**Challenge:**
Print the whole listing exactly.

[Data listing]
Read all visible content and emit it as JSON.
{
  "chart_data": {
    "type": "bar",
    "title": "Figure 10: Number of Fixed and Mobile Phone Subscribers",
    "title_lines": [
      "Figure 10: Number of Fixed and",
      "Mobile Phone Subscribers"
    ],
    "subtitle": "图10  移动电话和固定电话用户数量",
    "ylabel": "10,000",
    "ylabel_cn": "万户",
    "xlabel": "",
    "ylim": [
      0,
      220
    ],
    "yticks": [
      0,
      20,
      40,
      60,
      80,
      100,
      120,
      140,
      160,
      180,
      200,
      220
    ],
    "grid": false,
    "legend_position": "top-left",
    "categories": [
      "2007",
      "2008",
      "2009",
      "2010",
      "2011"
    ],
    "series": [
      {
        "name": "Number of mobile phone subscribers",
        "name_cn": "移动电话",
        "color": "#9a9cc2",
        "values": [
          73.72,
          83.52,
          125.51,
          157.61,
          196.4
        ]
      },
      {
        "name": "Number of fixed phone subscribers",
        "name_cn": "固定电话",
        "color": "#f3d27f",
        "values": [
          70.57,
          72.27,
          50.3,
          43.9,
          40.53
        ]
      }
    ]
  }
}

**Problem solution:**
Read all visible content and emit it as JSON.
{
  "chart_data": {
    "type": "bar",
    "title": "Figure 10: Number of Fixed and Mobile Phone Subscribers",
    "title_lines": [
      "Figure 10: Number of Fixed and",
      "Mobile Phone Subscribers"
    ],
    "subtitle": "图10  移动电话和固定电话用户数量",
    "ylabel": "10,000",
    "ylabel_cn": "万户",
    "xlabel": "",
    "ylim": [
      0,
      220
    ],
    "yticks": [
      0,
      20,
      40,
      60,
      80,
      100,
      120,
      140,
      160,
      180,
      200,
      220
    ],
    "grid": false,
    "legend_position": "top-left",
    "categories": [
      "2007",
      "2008",
      "2009",
      "2010",
      "2011"
    ],
    "series": [
      {
        "name": "Number of mobile phone subscribers",
        "name_cn": "移动电话",
        "color": "#9a9cc2",
        "values": [
          73.72,
          83.52,
          125.51,
          157.61,
          196.4
        ]
      },
      {
        "name": "Number of fixed phone subscribers",
        "name_cn": "固定电话",
        "color": "#f3d27f",
        "values": [
          70.57,
          72.27,
          50.3,
          43.9,
          40.53
        ]
      }
    ]
  }
}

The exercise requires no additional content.